## WHAT NEEDS TO BE DONE
Where the string "title" occurs in the material below, report the whole line.

## SUPPLIED DATA
--- begin ---
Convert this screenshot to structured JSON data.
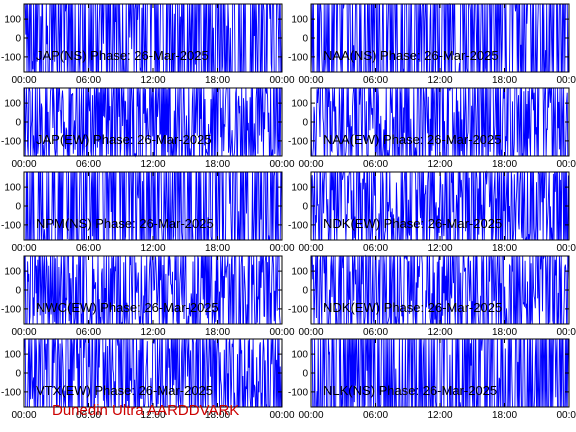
{
  "footer": "Dunedin Ultra AARDDVARK",
  "colors": {
    "trace": "#0000ff",
    "axis": "#000000",
    "footer": "#cc0000",
    "background": "#ffffff"
  },
  "chart_data": [
    {
      "type": "line",
      "title": "JAP(NS) Phase: 26-Mar-2025",
      "xlim": [
        "00:00",
        "24:00"
      ],
      "x_ticks": [
        "00:00",
        "06:00",
        "12:00",
        "18:00",
        "00:00"
      ],
      "ylim": [
        -180,
        180
      ],
      "y_ticks": [
        100,
        0,
        -100
      ],
      "series": [
        {
          "values_range": [
            -180,
            180
          ],
          "density": 0.92
        }
      ]
    },
    {
      "type": "line",
      "title": "NAA(NS) Phase: 26-Mar-2025",
      "xlim": [
        "00:00",
        "24:00"
      ],
      "x_ticks": [
        "00:00",
        "06:00",
        "12:00",
        "18:00",
        "00:00"
      ],
      "ylim": [
        -180,
        180
      ],
      "y_ticks": [
        100,
        0,
        -100
      ],
      "series": [
        {
          "values_range": [
            -180,
            180
          ],
          "density": 0.92
        }
      ]
    },
    {
      "type": "line",
      "title": "JAP(EW) Phase: 26-Mar-2025",
      "xlim": [
        "00:00",
        "24:00"
      ],
      "x_ticks": [
        "00:00",
        "06:00",
        "12:00",
        "18:00",
        "00:00"
      ],
      "ylim": [
        -180,
        180
      ],
      "y_ticks": [
        100,
        0,
        -100
      ],
      "series": [
        {
          "values_range": [
            -180,
            180
          ],
          "density": 0.6
        }
      ]
    },
    {
      "type": "line",
      "title": "NAA(EW) Phase: 26-Mar-2025",
      "xlim": [
        "00:00",
        "24:00"
      ],
      "x_ticks": [
        "00:00",
        "06:00",
        "12:00",
        "18:00",
        "00:00"
      ],
      "ylim": [
        -180,
        180
      ],
      "y_ticks": [
        100,
        0,
        -100
      ],
      "series": [
        {
          "values_range": [
            -180,
            180
          ],
          "density": 0.6
        }
      ]
    },
    {
      "type": "line",
      "title": "NPM(NS) Phase: 26-Mar-2025",
      "xlim": [
        "00:00",
        "24:00"
      ],
      "x_ticks": [
        "00:00",
        "06:00",
        "12:00",
        "18:00",
        "00:00"
      ],
      "ylim": [
        -180,
        180
      ],
      "y_ticks": [
        100,
        0,
        -100
      ],
      "series": [
        {
          "values_range": [
            -180,
            180
          ],
          "density": 0.92
        }
      ]
    },
    {
      "type": "line",
      "title": "NDK(EW) Phase: 26-Mar-2025",
      "xlim": [
        "00:00",
        "24:00"
      ],
      "x_ticks": [
        "00:00",
        "06:00",
        "12:00",
        "18:00",
        "00:00"
      ],
      "ylim": [
        -180,
        180
      ],
      "y_ticks": [
        100,
        0,
        -100
      ],
      "series": [
        {
          "values_range": [
            -180,
            180
          ],
          "density": 0.6
        }
      ]
    },
    {
      "type": "line",
      "title": "NWC(EW) Phase: 26-Mar-2025",
      "xlim": [
        "00:00",
        "24:00"
      ],
      "x_ticks": [
        "00:00",
        "06:00",
        "12:00",
        "18:00",
        "00:00"
      ],
      "ylim": [
        -180,
        180
      ],
      "y_ticks": [
        100,
        0,
        -100
      ],
      "series": [
        {
          "values_range": [
            -180,
            180
          ],
          "density": 0.6
        }
      ]
    },
    {
      "type": "line",
      "title": "NDK(EW) Phase: 26-Mar-2025",
      "xlim": [
        "00:00",
        "24:00"
      ],
      "x_ticks": [
        "00:00",
        "06:00",
        "12:00",
        "18:00",
        "00:00"
      ],
      "ylim": [
        -180,
        180
      ],
      "y_ticks": [
        100,
        0,
        -100
      ],
      "series": [
        {
          "values_range": [
            -180,
            180
          ],
          "density": 0.6
        }
      ]
    },
    {
      "type": "line",
      "title": "VTX(EW) Phase: 26-Mar-2025",
      "xlim": [
        "00:00",
        "24:00"
      ],
      "x_ticks": [
        "00:00",
        "06:00",
        "12:00",
        "18:00",
        "00:00"
      ],
      "ylim": [
        -180,
        180
      ],
      "y_ticks": [
        100,
        0,
        -100
      ],
      "series": [
        {
          "values_range": [
            -180,
            180
          ],
          "density": 0.6
        }
      ]
    },
    {
      "type": "line",
      "title": "NLK(NS) Phase: 26-Mar-2025",
      "xlim": [
        "00:00",
        "24:00"
      ],
      "x_ticks": [
        "00:00",
        "06:00",
        "12:00",
        "18:00",
        "00:00"
      ],
      "ylim": [
        -180,
        180
      ],
      "y_ticks": [
        100,
        0,
        -100
      ],
      "series": [
        {
          "values_range": [
            -180,
            180
          ],
          "density": 0.92
        }
      ]
    }
  ]
}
--- end ---
## RIGHT ANSWER
      "title": "JAP(NS) Phase: 26-Mar-2025",
      "title": "NAA(NS) Phase: 26-Mar-2025",
      "title": "JAP(EW) Phase: 26-Mar-2025",
      "title": "NAA(EW) Phase: 26-Mar-2025",
      "title": "NPM(NS) Phase: 26-Mar-2025",
      "title": "NDK(EW) Phase: 26-Mar-2025",
      "title": "NWC(EW) Phase: 26-Mar-2025",
      "title": "NDK(EW) Phase: 26-Mar-2025",
      "title": "VTX(EW) Phase: 26-Mar-2025",
      "title": "NLK(NS) Phase: 26-Mar-2025",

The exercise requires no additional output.